Data supplied
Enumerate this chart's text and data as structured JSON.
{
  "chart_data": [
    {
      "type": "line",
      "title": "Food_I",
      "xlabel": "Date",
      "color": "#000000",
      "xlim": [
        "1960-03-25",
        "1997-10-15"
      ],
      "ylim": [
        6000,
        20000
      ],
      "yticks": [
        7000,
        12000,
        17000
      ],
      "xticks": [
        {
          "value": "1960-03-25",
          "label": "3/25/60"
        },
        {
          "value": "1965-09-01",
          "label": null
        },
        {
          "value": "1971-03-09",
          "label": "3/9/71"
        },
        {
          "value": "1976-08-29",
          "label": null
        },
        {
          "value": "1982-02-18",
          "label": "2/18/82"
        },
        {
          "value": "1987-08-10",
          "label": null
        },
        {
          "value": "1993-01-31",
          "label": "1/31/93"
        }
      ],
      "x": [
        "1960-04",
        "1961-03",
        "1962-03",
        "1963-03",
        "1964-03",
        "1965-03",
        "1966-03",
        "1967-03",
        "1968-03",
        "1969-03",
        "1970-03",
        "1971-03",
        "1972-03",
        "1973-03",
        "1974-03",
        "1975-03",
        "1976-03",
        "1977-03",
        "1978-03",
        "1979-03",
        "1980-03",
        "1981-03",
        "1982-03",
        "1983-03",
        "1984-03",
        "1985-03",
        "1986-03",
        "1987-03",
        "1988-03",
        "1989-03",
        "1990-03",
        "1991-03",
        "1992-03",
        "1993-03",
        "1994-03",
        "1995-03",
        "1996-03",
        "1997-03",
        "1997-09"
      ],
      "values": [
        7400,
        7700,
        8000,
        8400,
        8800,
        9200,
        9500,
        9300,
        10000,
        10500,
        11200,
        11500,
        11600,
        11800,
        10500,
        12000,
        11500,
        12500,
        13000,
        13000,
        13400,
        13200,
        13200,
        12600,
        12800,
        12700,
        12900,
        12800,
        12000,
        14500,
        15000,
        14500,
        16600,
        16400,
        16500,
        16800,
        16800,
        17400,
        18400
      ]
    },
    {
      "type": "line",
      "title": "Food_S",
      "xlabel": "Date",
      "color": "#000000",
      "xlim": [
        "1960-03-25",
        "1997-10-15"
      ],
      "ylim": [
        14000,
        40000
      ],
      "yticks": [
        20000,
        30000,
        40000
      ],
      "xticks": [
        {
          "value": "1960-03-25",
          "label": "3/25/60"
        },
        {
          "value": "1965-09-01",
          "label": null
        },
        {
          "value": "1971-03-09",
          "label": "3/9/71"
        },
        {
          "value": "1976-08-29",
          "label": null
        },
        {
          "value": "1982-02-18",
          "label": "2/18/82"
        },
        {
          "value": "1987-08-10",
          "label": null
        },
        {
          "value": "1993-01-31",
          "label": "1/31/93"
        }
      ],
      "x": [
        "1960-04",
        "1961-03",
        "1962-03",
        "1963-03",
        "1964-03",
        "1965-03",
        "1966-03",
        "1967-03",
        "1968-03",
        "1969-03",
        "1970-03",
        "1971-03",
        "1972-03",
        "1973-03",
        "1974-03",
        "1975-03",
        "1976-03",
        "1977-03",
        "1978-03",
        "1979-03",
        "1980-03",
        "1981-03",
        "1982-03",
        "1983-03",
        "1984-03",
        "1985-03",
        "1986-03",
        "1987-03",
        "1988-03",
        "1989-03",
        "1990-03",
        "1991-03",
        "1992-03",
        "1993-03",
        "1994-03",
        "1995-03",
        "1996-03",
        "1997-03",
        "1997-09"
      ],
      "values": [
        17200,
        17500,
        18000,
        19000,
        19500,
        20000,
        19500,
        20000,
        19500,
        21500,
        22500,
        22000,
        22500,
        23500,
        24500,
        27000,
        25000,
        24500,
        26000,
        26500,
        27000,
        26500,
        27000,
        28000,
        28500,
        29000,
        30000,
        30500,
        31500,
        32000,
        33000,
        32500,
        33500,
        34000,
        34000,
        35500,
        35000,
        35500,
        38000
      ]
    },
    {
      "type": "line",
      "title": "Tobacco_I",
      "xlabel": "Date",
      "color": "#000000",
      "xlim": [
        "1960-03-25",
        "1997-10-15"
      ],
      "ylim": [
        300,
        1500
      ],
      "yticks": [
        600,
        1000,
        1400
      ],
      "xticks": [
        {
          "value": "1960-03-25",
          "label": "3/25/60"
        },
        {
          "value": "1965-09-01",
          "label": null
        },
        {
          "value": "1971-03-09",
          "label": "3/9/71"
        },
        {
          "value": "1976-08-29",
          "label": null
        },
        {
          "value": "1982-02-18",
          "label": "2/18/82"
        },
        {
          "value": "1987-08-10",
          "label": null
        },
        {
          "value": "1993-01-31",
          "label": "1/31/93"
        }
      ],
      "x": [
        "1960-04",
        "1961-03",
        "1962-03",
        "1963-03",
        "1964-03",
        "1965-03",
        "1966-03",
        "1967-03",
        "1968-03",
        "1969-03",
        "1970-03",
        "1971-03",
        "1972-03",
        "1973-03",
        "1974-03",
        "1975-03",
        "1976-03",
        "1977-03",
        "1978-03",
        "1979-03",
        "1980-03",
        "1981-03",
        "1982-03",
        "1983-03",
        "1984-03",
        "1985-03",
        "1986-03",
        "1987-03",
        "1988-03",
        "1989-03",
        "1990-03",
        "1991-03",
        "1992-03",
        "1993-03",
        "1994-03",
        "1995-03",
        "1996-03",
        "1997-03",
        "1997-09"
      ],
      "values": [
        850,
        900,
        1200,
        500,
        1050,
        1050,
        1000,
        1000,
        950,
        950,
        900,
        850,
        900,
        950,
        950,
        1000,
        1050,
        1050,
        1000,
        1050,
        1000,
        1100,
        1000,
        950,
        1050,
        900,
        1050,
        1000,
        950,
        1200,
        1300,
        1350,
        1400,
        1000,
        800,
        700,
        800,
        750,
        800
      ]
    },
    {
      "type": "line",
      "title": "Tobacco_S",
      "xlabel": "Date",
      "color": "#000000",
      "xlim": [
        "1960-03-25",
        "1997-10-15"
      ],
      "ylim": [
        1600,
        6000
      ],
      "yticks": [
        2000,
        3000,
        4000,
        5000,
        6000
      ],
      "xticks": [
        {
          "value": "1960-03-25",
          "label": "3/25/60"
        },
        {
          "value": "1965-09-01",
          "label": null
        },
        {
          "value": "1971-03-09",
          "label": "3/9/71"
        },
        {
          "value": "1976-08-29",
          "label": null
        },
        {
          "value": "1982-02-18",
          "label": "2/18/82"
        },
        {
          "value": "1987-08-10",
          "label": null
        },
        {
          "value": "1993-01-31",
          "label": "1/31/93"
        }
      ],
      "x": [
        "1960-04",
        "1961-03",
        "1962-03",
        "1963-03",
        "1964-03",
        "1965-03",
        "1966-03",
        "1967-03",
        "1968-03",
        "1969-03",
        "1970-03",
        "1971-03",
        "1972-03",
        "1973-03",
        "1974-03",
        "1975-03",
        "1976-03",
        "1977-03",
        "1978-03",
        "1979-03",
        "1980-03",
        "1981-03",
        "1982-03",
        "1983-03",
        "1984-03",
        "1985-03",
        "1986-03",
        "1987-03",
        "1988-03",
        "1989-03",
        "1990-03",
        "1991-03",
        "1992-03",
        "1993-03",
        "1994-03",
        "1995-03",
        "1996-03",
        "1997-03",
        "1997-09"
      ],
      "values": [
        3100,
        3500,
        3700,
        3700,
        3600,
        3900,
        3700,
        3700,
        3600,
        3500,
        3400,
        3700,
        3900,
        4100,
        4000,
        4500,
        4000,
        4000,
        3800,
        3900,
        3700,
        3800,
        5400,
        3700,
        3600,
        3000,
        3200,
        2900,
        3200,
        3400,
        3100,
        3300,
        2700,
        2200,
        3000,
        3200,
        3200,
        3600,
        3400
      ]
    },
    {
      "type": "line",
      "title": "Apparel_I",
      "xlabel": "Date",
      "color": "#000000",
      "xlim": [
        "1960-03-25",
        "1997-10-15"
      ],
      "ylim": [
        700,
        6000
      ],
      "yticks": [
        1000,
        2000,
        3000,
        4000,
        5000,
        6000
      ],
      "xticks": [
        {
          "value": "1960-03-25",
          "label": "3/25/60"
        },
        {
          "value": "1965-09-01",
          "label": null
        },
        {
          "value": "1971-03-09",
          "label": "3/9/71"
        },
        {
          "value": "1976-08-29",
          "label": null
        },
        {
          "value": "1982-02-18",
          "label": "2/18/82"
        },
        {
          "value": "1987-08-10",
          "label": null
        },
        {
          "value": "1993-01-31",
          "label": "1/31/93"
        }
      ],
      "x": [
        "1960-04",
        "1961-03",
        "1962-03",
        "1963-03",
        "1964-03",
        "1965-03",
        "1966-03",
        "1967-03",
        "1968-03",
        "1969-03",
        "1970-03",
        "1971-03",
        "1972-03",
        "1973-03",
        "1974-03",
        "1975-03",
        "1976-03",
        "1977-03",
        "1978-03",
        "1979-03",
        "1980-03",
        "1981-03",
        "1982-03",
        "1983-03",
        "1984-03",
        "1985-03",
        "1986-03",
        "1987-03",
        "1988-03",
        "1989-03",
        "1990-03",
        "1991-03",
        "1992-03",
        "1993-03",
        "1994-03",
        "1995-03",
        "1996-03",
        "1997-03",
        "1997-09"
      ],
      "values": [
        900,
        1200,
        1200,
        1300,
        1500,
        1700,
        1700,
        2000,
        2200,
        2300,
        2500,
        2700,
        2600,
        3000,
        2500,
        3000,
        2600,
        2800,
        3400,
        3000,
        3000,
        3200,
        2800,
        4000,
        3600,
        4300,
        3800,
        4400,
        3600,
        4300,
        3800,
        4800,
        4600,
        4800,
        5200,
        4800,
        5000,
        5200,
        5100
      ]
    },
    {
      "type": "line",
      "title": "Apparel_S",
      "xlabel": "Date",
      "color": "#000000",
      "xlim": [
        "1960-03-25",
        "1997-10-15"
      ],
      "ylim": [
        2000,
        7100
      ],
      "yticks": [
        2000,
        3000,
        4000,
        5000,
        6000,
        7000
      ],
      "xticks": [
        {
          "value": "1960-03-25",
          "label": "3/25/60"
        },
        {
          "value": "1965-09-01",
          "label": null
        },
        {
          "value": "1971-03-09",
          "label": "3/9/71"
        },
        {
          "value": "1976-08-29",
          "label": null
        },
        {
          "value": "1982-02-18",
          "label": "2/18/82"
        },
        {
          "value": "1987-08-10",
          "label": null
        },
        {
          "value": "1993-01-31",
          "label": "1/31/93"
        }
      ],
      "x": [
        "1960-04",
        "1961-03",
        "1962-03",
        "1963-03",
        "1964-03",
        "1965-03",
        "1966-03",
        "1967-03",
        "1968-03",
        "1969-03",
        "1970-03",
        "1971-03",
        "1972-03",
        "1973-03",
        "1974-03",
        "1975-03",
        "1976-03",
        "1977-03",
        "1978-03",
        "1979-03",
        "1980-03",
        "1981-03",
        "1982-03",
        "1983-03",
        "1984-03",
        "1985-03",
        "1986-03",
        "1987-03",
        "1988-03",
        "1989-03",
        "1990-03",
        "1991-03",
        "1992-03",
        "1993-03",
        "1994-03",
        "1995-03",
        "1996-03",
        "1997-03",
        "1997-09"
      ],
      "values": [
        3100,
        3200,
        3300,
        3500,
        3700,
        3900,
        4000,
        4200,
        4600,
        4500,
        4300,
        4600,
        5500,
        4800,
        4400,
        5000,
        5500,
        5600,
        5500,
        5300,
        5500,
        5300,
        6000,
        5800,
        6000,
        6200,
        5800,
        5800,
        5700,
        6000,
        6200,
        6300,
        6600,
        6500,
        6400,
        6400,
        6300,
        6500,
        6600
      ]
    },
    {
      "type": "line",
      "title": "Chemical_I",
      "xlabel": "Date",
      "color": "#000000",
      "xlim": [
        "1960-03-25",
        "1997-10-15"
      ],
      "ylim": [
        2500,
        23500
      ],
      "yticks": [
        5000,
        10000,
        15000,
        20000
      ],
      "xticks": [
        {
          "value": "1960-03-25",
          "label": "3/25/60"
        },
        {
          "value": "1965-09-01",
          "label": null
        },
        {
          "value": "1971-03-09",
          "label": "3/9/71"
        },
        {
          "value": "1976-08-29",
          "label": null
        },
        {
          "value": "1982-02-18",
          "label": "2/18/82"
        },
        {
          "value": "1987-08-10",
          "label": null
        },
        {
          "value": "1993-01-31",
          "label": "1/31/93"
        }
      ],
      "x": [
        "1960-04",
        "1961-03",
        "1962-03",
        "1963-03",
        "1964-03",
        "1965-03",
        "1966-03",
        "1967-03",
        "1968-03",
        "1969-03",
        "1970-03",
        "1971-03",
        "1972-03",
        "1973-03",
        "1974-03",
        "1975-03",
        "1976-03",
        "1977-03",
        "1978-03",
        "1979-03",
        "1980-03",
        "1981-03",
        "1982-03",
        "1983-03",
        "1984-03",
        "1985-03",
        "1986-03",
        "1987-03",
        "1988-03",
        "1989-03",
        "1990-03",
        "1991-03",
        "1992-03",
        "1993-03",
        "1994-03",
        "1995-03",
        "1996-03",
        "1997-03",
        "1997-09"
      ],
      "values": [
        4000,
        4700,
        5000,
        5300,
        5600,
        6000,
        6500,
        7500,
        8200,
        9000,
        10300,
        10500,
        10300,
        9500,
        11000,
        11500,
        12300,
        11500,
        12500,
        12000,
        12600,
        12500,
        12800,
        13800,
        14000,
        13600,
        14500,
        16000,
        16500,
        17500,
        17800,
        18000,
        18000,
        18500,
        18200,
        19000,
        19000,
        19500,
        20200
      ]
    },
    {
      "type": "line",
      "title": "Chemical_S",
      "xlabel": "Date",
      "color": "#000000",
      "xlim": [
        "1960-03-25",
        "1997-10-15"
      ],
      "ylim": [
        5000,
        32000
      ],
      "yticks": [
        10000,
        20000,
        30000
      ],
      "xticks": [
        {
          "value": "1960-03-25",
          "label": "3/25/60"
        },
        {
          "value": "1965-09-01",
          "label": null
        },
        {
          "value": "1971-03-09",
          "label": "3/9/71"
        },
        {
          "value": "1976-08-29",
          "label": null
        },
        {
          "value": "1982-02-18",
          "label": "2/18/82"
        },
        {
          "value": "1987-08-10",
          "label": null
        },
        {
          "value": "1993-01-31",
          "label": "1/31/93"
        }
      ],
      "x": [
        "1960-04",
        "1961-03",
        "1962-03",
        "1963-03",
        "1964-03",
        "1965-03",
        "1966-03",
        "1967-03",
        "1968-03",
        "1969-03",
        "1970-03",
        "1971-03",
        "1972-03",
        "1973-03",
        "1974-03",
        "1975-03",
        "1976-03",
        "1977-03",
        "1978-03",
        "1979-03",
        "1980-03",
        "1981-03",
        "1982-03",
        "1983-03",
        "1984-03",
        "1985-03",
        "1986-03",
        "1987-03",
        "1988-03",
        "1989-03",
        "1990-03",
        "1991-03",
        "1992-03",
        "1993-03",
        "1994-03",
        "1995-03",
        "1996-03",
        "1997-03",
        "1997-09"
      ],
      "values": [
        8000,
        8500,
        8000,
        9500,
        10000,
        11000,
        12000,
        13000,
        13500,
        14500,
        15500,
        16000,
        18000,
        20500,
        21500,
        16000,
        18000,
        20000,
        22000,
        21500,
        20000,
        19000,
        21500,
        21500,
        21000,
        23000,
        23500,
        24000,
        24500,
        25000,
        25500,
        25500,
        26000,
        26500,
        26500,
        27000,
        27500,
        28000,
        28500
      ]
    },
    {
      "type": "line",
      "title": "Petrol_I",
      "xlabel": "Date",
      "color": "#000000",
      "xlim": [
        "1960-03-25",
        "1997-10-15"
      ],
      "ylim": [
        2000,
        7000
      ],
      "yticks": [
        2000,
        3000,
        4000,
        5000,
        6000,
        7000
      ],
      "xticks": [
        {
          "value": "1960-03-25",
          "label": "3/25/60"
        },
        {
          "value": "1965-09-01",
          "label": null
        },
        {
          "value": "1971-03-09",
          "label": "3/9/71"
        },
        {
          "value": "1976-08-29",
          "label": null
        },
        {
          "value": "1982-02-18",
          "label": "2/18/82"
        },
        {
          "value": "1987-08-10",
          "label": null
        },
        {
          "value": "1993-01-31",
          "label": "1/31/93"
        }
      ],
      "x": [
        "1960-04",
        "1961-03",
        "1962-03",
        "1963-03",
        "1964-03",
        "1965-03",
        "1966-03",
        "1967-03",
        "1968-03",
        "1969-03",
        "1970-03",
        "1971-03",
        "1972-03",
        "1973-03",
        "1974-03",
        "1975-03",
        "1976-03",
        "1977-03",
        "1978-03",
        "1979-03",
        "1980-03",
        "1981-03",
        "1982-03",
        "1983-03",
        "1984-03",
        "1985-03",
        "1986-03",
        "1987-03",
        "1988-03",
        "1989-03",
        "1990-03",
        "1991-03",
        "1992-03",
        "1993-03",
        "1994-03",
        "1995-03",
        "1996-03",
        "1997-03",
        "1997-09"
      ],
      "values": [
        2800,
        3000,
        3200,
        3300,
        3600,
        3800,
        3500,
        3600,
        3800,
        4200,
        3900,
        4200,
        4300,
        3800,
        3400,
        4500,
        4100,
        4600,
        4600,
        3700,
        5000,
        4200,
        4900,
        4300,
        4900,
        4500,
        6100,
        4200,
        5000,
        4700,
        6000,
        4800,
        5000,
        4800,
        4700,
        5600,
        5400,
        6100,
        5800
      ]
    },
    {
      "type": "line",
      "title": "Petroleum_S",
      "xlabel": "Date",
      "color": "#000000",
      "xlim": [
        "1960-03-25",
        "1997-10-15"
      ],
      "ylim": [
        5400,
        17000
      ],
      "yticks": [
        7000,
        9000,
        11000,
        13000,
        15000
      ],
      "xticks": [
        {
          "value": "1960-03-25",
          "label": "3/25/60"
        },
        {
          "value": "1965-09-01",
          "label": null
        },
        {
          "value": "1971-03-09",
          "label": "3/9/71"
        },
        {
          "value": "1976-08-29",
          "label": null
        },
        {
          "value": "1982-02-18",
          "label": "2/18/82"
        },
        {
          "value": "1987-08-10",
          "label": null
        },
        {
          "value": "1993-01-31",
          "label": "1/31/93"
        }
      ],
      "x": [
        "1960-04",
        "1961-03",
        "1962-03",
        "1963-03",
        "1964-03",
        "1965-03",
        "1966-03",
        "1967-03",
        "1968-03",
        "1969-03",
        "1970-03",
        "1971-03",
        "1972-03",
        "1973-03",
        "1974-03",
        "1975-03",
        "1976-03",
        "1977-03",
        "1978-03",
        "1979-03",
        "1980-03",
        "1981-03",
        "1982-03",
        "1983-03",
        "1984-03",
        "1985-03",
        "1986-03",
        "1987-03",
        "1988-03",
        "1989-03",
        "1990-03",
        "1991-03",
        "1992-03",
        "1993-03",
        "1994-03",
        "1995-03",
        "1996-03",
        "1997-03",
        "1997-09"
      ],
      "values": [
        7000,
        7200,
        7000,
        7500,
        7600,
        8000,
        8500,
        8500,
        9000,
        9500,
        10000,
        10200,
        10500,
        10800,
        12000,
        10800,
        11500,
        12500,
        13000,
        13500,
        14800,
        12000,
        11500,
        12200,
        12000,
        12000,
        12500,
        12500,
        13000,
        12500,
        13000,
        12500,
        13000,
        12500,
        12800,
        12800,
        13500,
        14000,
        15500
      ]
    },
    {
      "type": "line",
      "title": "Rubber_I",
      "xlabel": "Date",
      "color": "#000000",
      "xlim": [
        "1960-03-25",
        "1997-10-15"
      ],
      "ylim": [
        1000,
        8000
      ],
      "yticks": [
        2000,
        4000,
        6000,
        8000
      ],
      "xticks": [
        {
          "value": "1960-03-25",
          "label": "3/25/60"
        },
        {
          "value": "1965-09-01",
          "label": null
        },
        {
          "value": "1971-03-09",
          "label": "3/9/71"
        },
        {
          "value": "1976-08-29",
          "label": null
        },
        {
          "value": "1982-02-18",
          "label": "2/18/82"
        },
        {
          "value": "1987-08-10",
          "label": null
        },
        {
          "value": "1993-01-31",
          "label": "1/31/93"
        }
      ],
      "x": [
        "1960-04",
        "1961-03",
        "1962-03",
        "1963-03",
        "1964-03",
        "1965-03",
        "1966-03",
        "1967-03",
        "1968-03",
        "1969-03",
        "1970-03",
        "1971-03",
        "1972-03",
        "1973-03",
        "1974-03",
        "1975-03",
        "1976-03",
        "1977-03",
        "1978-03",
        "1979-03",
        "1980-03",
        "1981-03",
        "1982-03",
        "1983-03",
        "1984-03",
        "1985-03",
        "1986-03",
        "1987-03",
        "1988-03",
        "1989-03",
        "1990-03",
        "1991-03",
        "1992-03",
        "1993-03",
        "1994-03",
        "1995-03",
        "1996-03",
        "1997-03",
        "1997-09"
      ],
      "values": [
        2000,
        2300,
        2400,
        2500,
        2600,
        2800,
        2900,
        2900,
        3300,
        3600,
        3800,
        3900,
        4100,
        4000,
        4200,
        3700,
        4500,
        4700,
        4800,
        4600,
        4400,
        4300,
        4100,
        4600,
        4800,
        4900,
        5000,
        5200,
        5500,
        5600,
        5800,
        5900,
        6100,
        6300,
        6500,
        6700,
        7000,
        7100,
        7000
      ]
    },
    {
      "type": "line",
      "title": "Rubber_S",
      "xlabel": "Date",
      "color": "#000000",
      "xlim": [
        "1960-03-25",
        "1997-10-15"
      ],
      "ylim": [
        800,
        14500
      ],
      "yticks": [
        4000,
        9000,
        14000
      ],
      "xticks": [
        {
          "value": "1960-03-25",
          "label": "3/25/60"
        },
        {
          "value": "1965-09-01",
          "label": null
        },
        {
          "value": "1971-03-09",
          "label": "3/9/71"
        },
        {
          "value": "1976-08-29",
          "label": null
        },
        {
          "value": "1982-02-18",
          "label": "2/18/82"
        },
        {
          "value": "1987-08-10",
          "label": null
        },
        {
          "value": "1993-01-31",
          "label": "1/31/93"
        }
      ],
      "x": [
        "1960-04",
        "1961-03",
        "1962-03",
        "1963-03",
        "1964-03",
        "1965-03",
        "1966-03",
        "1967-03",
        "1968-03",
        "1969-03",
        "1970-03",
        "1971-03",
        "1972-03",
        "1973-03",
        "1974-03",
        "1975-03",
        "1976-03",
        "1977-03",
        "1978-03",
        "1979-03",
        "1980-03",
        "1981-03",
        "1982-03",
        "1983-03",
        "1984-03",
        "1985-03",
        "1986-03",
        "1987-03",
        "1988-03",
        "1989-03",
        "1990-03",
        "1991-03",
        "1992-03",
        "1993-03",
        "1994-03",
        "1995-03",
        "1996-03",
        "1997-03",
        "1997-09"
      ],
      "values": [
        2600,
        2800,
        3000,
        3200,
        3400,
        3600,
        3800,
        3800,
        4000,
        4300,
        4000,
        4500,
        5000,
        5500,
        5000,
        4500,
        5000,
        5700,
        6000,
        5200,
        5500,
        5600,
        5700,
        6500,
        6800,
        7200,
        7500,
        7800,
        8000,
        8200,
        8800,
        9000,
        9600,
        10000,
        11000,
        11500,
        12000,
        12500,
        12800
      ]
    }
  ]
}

What you should do
Show all lines from the records above where the word "title" occurs.

Solution
      "title": "Food_I",
      "title": "Food_S",
      "title": "Tobacco_I",
      "title": "Tobacco_S",
      "title": "Apparel_I",
      "title": "Apparel_S",
      "title": "Chemical_I",
      "title": "Chemical_S",
      "title": "Petrol_I",
      "title": "Petroleum_S",
      "title": "Rubber_I",
      "title": "Rubber_S",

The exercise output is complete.